[Dataset listings of figures]
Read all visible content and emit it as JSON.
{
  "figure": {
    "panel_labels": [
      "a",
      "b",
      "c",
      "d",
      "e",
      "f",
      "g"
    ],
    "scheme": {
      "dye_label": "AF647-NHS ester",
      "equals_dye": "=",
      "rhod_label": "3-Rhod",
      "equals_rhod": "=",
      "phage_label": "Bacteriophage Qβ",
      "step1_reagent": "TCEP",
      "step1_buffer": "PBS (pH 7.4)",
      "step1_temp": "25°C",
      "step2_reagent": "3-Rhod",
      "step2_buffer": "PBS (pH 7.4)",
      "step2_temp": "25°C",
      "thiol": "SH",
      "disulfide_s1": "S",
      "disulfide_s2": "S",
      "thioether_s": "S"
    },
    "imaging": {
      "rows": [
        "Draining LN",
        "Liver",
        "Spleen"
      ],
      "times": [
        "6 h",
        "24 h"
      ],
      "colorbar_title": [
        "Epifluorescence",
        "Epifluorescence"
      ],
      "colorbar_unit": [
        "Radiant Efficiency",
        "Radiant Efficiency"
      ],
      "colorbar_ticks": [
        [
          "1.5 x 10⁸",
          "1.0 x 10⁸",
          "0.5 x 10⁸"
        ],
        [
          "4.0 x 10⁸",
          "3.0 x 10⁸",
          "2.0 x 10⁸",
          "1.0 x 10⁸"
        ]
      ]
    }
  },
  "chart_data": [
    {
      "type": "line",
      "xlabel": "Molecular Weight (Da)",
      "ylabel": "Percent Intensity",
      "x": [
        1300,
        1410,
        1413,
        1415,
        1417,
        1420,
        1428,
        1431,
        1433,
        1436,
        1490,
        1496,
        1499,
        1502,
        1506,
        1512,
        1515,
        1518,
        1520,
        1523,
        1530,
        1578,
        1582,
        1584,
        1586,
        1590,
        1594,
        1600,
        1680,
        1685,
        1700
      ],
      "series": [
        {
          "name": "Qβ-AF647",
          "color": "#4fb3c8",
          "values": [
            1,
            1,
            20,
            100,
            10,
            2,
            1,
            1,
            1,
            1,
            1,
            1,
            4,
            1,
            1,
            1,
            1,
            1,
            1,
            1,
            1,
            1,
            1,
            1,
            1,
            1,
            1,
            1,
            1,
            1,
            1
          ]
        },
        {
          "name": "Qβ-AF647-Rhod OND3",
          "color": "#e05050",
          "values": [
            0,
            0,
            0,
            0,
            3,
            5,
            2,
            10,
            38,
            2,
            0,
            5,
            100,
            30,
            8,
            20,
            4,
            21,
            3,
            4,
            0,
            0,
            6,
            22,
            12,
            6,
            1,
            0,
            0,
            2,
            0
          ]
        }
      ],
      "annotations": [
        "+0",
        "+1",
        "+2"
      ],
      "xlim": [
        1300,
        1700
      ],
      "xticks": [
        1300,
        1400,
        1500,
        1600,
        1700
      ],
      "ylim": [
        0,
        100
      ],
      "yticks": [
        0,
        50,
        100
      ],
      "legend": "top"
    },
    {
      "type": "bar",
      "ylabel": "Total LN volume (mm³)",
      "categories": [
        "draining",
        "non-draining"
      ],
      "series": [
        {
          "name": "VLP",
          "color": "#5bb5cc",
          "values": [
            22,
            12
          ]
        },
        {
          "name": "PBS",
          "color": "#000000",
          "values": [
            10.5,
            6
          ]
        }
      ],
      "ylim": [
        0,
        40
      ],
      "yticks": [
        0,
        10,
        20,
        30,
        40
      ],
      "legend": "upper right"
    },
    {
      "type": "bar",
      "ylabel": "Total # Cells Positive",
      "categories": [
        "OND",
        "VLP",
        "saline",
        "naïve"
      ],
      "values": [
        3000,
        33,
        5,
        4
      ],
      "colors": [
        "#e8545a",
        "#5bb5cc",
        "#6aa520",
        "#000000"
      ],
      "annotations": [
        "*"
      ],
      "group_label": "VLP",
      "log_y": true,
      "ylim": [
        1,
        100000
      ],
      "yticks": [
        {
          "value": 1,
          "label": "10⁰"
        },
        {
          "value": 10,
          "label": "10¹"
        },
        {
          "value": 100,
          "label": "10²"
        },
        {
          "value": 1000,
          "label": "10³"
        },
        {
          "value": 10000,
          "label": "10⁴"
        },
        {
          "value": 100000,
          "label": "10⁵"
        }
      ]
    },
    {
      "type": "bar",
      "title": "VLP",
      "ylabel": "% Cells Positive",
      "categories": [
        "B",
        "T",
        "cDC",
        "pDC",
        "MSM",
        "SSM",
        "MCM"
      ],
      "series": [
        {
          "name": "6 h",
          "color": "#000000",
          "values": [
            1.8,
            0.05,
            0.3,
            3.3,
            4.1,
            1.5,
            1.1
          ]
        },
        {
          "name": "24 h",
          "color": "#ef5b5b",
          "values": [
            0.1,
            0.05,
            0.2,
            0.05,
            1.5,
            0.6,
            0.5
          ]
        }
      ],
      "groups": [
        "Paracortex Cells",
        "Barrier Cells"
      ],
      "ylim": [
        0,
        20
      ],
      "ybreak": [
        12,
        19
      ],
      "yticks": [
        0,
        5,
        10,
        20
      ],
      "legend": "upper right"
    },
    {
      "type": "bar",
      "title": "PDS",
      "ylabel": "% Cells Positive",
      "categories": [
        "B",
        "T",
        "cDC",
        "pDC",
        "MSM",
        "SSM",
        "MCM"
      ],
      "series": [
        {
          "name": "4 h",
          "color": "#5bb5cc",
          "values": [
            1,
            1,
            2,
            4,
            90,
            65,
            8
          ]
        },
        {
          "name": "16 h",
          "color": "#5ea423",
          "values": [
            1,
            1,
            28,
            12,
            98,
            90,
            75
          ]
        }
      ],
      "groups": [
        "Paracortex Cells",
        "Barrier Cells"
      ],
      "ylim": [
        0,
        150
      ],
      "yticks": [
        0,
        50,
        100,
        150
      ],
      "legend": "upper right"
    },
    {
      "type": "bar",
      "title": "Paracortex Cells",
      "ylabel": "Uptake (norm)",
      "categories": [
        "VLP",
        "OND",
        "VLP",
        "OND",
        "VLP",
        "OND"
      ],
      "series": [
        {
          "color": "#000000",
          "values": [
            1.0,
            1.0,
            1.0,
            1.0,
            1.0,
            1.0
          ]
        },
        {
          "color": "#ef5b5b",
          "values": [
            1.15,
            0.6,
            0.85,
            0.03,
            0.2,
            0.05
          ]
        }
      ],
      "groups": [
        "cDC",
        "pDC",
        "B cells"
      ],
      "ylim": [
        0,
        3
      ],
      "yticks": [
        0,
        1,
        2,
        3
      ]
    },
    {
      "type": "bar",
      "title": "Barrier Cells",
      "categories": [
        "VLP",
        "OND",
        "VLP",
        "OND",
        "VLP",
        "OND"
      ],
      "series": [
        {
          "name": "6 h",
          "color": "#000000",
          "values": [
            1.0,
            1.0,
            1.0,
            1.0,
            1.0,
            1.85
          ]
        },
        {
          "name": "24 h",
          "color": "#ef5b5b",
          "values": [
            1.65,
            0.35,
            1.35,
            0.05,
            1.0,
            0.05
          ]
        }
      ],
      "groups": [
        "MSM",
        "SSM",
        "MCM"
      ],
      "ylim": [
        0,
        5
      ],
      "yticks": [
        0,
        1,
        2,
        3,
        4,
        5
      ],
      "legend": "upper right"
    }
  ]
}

§ **Instructions to follow**
Filter the entries above and return only the lines holding "Efficiency".

§ **Result of this exercise**
        "Radiant Efficiency",
        "Radiant Efficiency"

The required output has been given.